→ **TASK DIRECTIONS**: Look for "AMONG" in each line of the entries, and return the matching lines.

→ **DATA EXTRACT**:
start

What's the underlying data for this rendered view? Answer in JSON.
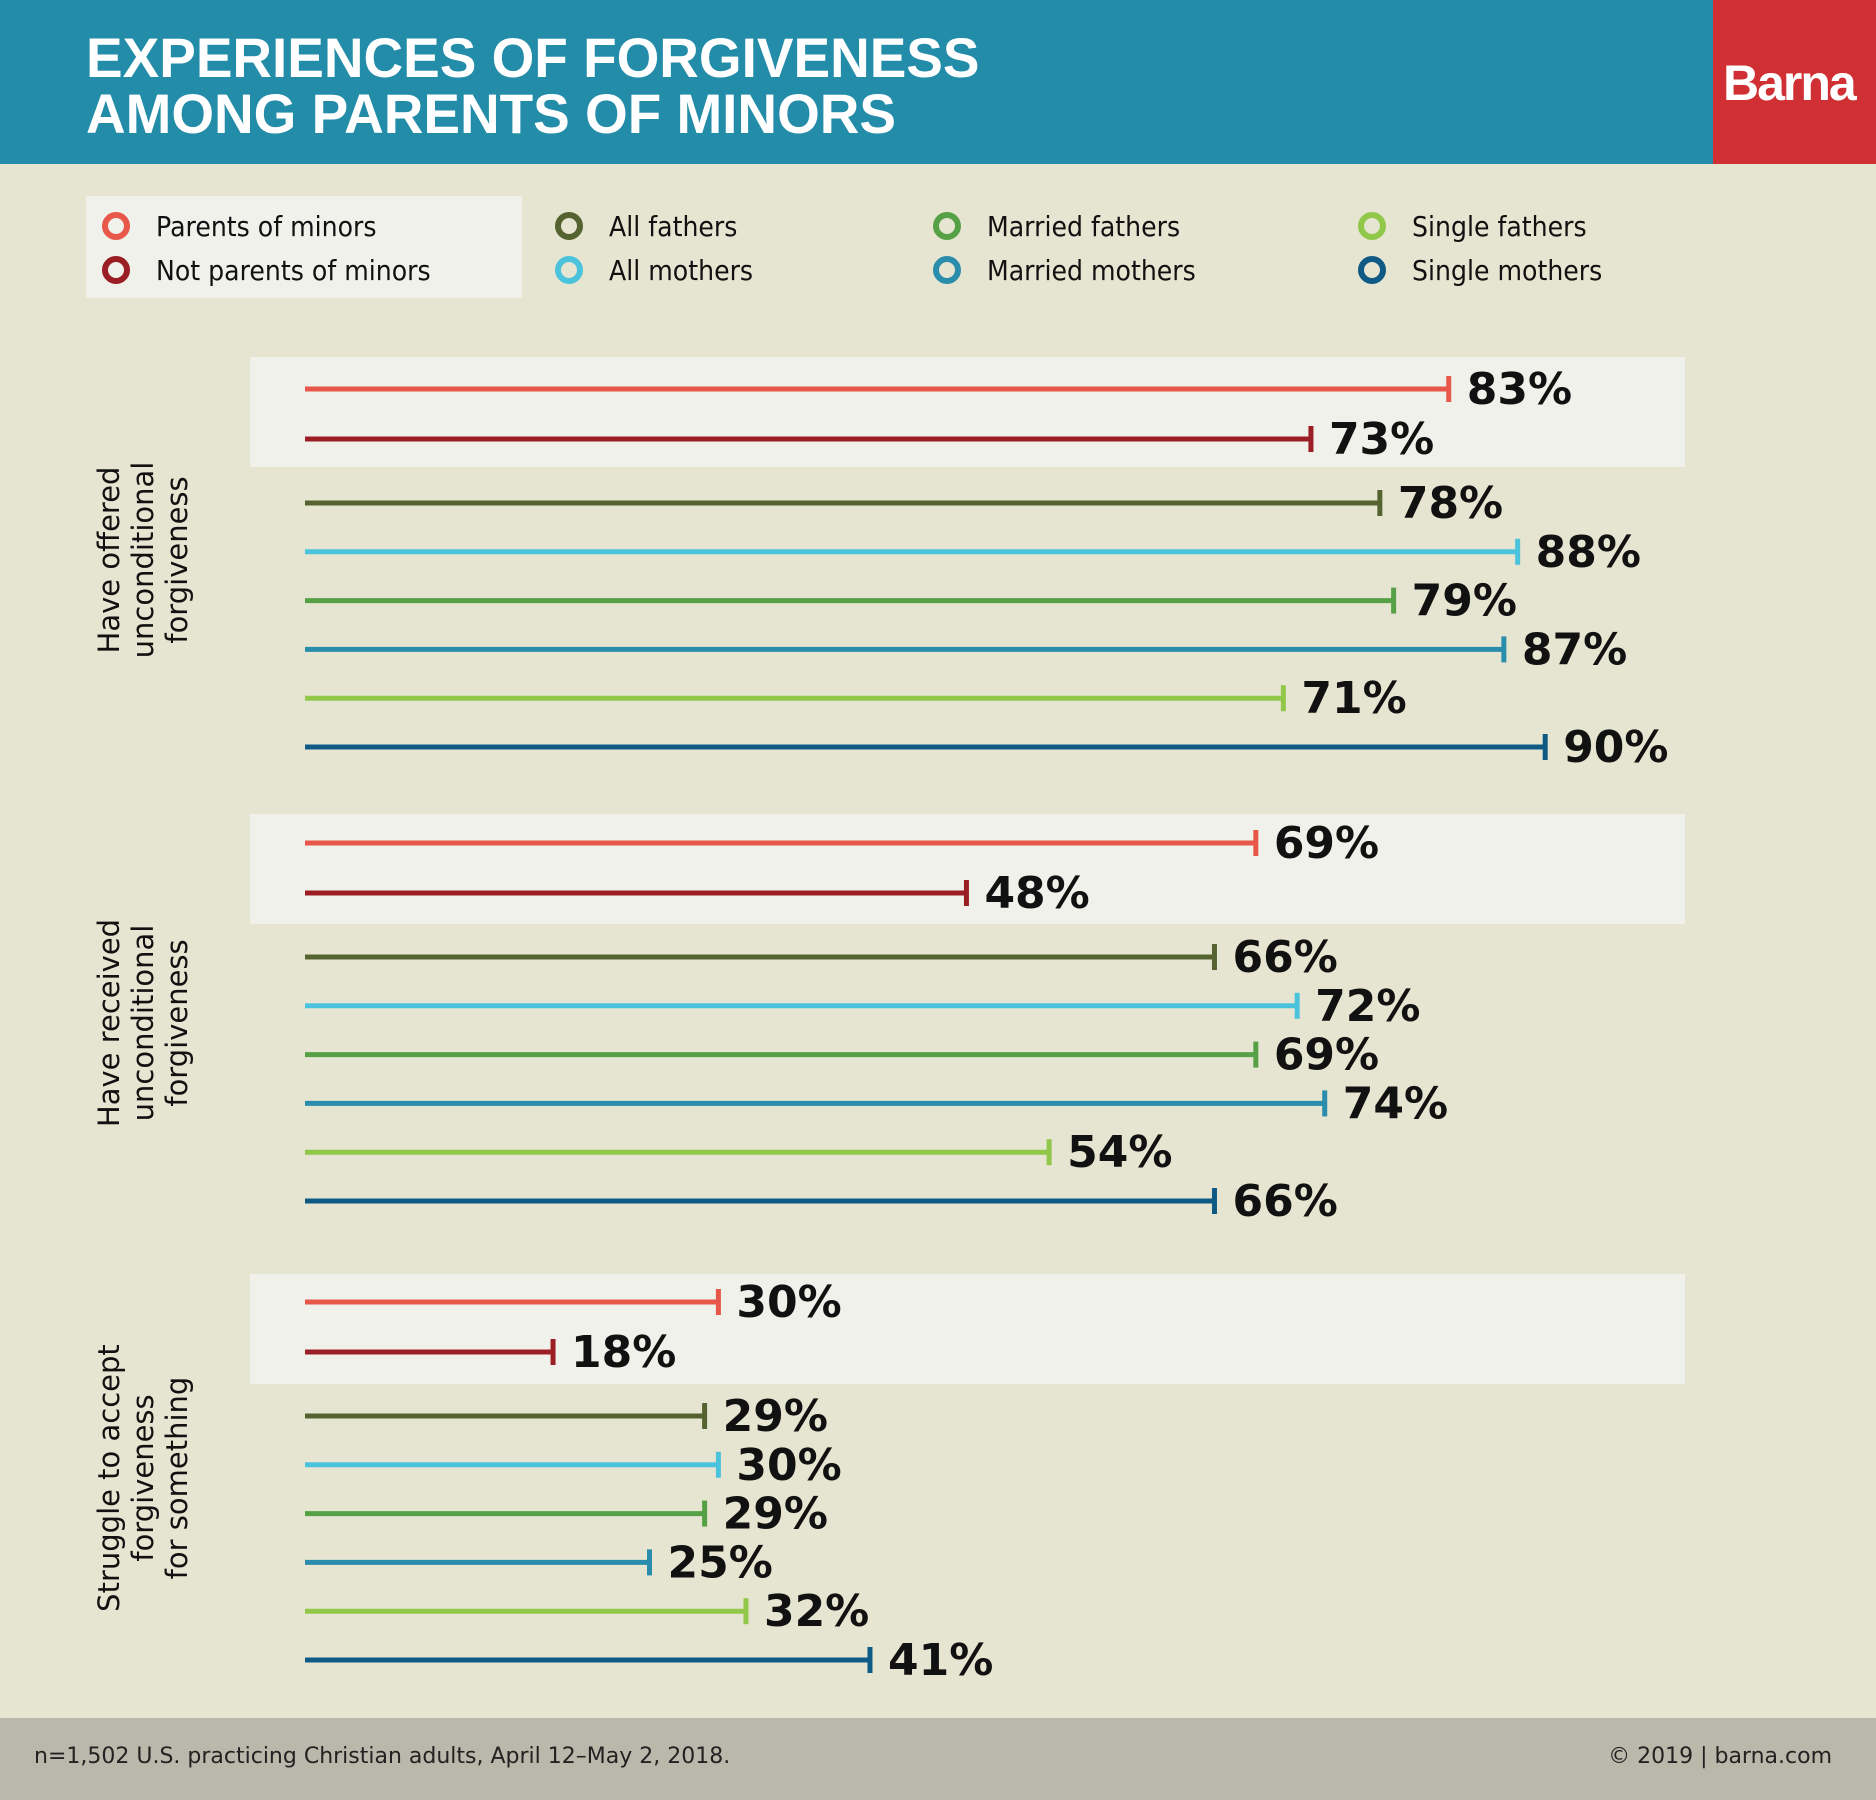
{
  "header": {
    "title_lines": [
      "EXPERIENCES OF FORGIVENESS",
      "AMONG PARENTS OF MINORS"
    ],
    "logo": "Barna",
    "colors": {
      "header_bg": "#238ca9",
      "logo_bg": "#d03034"
    }
  },
  "legend": [
    {
      "label": "Parents of minors",
      "color": "#e8584a"
    },
    {
      "label": "Not parents of minors",
      "color": "#9a1e24"
    },
    {
      "label": "All fathers",
      "color": "#556330"
    },
    {
      "label": "All mothers",
      "color": "#4cc3dc"
    },
    {
      "label": "Married fathers",
      "color": "#56a046"
    },
    {
      "label": "Married mothers",
      "color": "#2a8dab"
    },
    {
      "label": "Single fathers",
      "color": "#92c84a"
    },
    {
      "label": "Single mothers",
      "color": "#0e5a85"
    }
  ],
  "chart_data": {
    "type": "bar",
    "orientation": "horizontal",
    "title": "EXPERIENCES OF FORGIVENESS AMONG PARENTS OF MINORS",
    "unit": "%",
    "xlim": [
      0,
      100
    ],
    "grid": false,
    "legend_position": "top",
    "categories": [
      "Have offered unconditional forgiveness",
      "Have received unconditional forgiveness",
      "Struggle to accept forgiveness for something"
    ],
    "series": [
      {
        "name": "Parents of minors",
        "color": "#e8584a",
        "values": [
          83,
          69,
          30
        ]
      },
      {
        "name": "Not parents of minors",
        "color": "#9a1e24",
        "values": [
          73,
          48,
          18
        ]
      },
      {
        "name": "All fathers",
        "color": "#556330",
        "values": [
          78,
          66,
          29
        ]
      },
      {
        "name": "All mothers",
        "color": "#4cc3dc",
        "values": [
          88,
          72,
          30
        ]
      },
      {
        "name": "Married fathers",
        "color": "#56a046",
        "values": [
          79,
          69,
          29
        ]
      },
      {
        "name": "Married mothers",
        "color": "#2a8dab",
        "values": [
          87,
          74,
          25
        ]
      },
      {
        "name": "Single fathers",
        "color": "#92c84a",
        "values": [
          71,
          54,
          32
        ]
      },
      {
        "name": "Single mothers",
        "color": "#0e5a85",
        "values": [
          90,
          66,
          41
        ]
      }
    ],
    "group_labels_lines": [
      [
        "Have offered",
        "unconditional",
        "forgiveness"
      ],
      [
        "Have received",
        "unconditional",
        "forgiveness"
      ],
      [
        "Struggle to accept",
        "forgiveness",
        "for something"
      ]
    ]
  },
  "footer": {
    "note": "n=1,502 U.S. practicing Christian adults, April 12–May 2, 2018.",
    "copyright": "© 2019 | barna.com"
  }
}
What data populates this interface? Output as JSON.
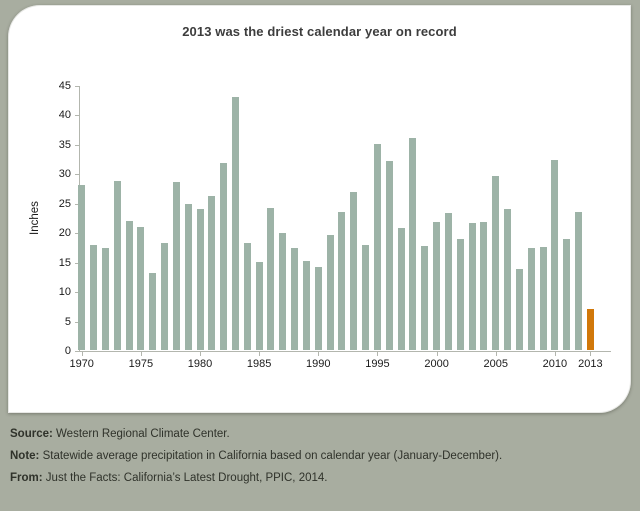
{
  "chart_data": {
    "type": "bar",
    "title": "2013 was the driest calendar year on record",
    "ylabel": "Inches",
    "xlabel": "",
    "ylim": [
      0,
      45
    ],
    "ytick_step": 5,
    "xtick_labels": [
      1970,
      1975,
      1980,
      1985,
      1990,
      1995,
      2000,
      2005,
      2010,
      2013
    ],
    "categories": [
      1970,
      1971,
      1972,
      1973,
      1974,
      1975,
      1976,
      1977,
      1978,
      1979,
      1980,
      1981,
      1982,
      1983,
      1984,
      1985,
      1986,
      1987,
      1988,
      1989,
      1990,
      1991,
      1992,
      1993,
      1994,
      1995,
      1996,
      1997,
      1998,
      1999,
      2000,
      2001,
      2002,
      2003,
      2004,
      2005,
      2006,
      2007,
      2008,
      2009,
      2010,
      2011,
      2012,
      2013
    ],
    "values": [
      28.0,
      17.9,
      17.4,
      28.7,
      21.9,
      20.9,
      13.0,
      18.1,
      28.5,
      24.8,
      24.0,
      26.2,
      31.7,
      43.0,
      18.2,
      15.0,
      24.2,
      19.8,
      17.3,
      15.2,
      14.1,
      19.6,
      23.5,
      26.9,
      17.8,
      35.0,
      32.1,
      20.8,
      36.0,
      17.7,
      21.7,
      23.3,
      18.9,
      21.6,
      21.8,
      29.5,
      24.0,
      13.8,
      17.3,
      17.5,
      32.2,
      18.8,
      23.5,
      7.0
    ],
    "highlight_category": 2013,
    "grid": false,
    "legend": "none",
    "colors": {
      "bar": "#9DB3A7",
      "highlight": "#D1780A",
      "axis": "#B3B6AE",
      "tick_label": "#1A1A1A"
    }
  },
  "footer": {
    "source_label": "Source:",
    "source_text": "Western Regional Climate Center.",
    "note_label": "Note:",
    "note_text": "Statewide average precipitation in California based on calendar year (January-December).",
    "from_label": "From:",
    "from_text": "Just the Facts: California’s Latest Drought, PPIC, 2014."
  },
  "colors": {
    "page_background": "#A8ADA0",
    "card_background": "#FFFFFF",
    "title_text": "#3D3D3D",
    "footer_text": "#2F322A"
  }
}
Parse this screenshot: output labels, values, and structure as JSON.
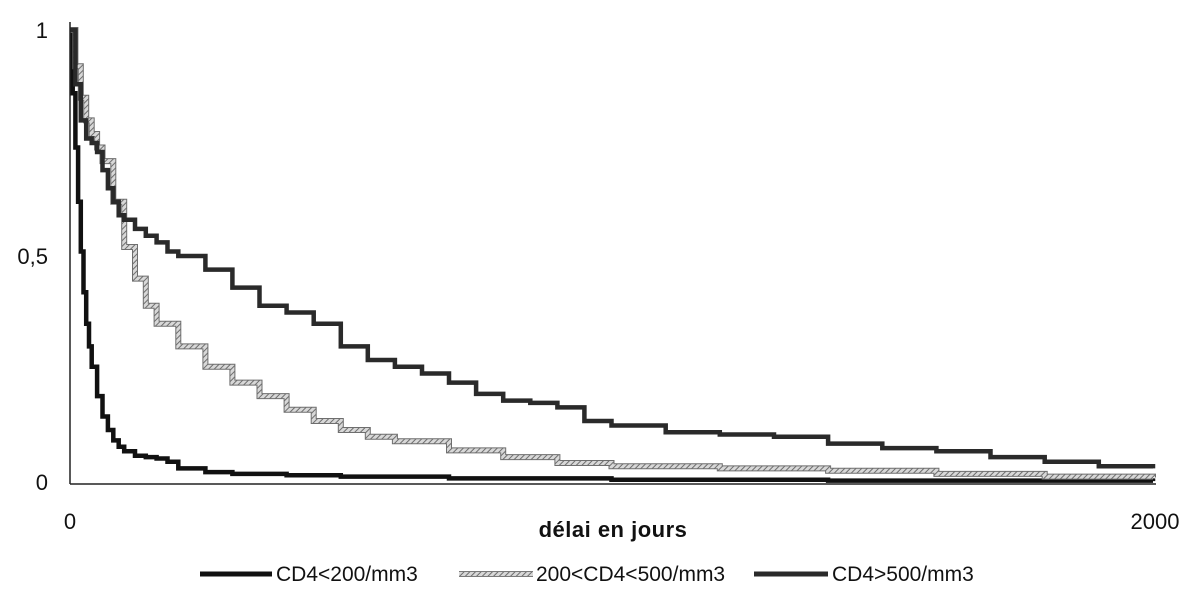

end

→ **RESPONSE TO THIS EXERCISE**:
      "AMONG PARENTS OF MINORS"
    "title": "EXPERIENCES OF FORGIVENESS AMONG PARENTS OF MINORS",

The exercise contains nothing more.